━━━━━ EXERCISE INPUTS
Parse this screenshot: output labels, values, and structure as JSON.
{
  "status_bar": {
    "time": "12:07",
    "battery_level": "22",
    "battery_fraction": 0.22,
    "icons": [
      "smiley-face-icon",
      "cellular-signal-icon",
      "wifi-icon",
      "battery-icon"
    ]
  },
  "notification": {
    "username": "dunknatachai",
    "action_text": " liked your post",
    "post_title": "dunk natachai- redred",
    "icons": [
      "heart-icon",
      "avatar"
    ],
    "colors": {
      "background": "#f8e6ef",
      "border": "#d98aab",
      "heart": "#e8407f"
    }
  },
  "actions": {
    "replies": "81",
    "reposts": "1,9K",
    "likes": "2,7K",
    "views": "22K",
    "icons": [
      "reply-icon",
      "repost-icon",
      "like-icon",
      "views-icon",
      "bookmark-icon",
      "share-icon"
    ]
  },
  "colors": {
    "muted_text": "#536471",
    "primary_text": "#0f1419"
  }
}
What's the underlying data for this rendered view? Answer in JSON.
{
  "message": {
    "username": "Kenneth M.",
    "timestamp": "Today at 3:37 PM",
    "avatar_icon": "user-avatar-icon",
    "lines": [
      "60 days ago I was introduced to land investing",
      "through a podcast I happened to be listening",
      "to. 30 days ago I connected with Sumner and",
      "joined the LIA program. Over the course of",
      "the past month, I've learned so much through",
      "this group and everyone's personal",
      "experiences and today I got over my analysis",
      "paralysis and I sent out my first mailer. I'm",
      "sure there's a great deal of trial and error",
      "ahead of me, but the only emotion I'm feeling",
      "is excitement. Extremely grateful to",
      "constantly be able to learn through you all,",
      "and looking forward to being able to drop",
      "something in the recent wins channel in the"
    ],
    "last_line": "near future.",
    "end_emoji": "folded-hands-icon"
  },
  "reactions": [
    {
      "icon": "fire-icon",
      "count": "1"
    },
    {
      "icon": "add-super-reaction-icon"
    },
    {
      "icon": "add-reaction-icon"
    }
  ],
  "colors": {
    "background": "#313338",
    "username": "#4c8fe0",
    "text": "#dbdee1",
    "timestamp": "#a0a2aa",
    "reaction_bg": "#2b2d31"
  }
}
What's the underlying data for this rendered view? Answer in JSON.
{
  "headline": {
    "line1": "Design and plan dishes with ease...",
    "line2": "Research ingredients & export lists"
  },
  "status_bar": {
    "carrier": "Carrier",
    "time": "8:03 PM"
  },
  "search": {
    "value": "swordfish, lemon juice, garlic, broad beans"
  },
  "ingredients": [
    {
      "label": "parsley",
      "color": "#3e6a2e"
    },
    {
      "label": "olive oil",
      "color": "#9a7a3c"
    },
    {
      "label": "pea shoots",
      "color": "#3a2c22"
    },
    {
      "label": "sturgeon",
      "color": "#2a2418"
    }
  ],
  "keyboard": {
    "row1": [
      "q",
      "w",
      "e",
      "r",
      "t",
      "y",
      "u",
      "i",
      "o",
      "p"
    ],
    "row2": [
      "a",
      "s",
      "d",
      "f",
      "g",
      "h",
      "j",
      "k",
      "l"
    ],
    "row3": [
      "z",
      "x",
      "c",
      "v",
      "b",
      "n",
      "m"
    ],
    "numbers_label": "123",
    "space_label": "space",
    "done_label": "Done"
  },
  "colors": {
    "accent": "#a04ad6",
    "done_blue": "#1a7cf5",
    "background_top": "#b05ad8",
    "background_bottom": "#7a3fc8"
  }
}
━━━━━━━━━━
Repeat each record exactly. Omit nothing.

Parse this screenshot: output labels, values, and structure as JSON.
{
  "status_bar": {
    "time": "12:07",
    "battery_level": "22",
    "battery_fraction": 0.22,
    "icons": [
      "smiley-face-icon",
      "cellular-signal-icon",
      "wifi-icon",
      "battery-icon"
    ]
  },
  "notification": {
    "username": "dunknatachai",
    "action_text": " liked your post",
    "post_title": "dunk natachai- redred",
    "icons": [
      "heart-icon",
      "avatar"
    ],
    "colors": {
      "background": "#f8e6ef",
      "border": "#d98aab",
      "heart": "#e8407f"
    }
  },
  "actions": {
    "replies": "81",
    "reposts": "1,9K",
    "likes": "2,7K",
    "views": "22K",
    "icons": [
      "reply-icon",
      "repost-icon",
      "like-icon",
      "views-icon",
      "bookmark-icon",
      "share-icon"
    ]
  },
  "colors": {
    "muted_text": "#536471",
    "primary_text": "#0f1419"
  }
}
What's the underlying data for this rendered view? Answer in JSON.
{
  "message": {
    "username": "Kenneth M.",
    "timestamp": "Today at 3:37 PM",
    "avatar_icon": "user-avatar-icon",
    "lines": [
      "60 days ago I was introduced to land investing",
      "through a podcast I happened to be listening",
      "to. 30 days ago I connected with Sumner and",
      "joined the LIA program. Over the course of",
      "the past month, I've learned so much through",
      "this group and everyone's personal",
      "experiences and today I got over my analysis",
      "paralysis and I sent out my first mailer. I'm",
      "sure there's a great deal of trial and error",
      "ahead of me, but the only emotion I'm feeling",
      "is excitement. Extremely grateful to",
      "constantly be able to learn through you all,",
      "and looking forward to being able to drop",
      "something in the recent wins channel in the"
    ],
    "last_line": "near future.",
    "end_emoji": "folded-hands-icon"
  },
  "reactions": [
    {
      "icon": "fire-icon",
      "count": "1"
    },
    {
      "icon": "add-super-reaction-icon"
    },
    {
      "icon": "add-reaction-icon"
    }
  ],
  "colors": {
    "background": "#313338",
    "username": "#4c8fe0",
    "text": "#dbdee1",
    "timestamp": "#a0a2aa",
    "reaction_bg": "#2b2d31"
  }
}
What's the underlying data for this rendered view? Answer in JSON.
{
  "headline": {
    "line1": "Design and plan dishes with ease...",
    "line2": "Research ingredients & export lists"
  },
  "status_bar": {
    "carrier": "Carrier",
    "time": "8:03 PM"
  },
  "search": {
    "value": "swordfish, lemon juice, garlic, broad beans"
  },
  "ingredients": [
    {
      "label": "parsley",
      "color": "#3e6a2e"
    },
    {
      "label": "olive oil",
      "color": "#9a7a3c"
    },
    {
      "label": "pea shoots",
      "color": "#3a2c22"
    },
    {
      "label": "sturgeon",
      "color": "#2a2418"
    }
  ],
  "keyboard": {
    "row1": [
      "q",
      "w",
      "e",
      "r",
      "t",
      "y",
      "u",
      "i",
      "o",
      "p"
    ],
    "row2": [
      "a",
      "s",
      "d",
      "f",
      "g",
      "h",
      "j",
      "k",
      "l"
    ],
    "row3": [
      "z",
      "x",
      "c",
      "v",
      "b",
      "n",
      "m"
    ],
    "numbers_label": "123",
    "space_label": "space",
    "done_label": "Done"
  },
  "colors": {
    "accent": "#a04ad6",
    "done_blue": "#1a7cf5",
    "background_top": "#b05ad8",
    "background_bottom": "#7a3fc8"
  }
}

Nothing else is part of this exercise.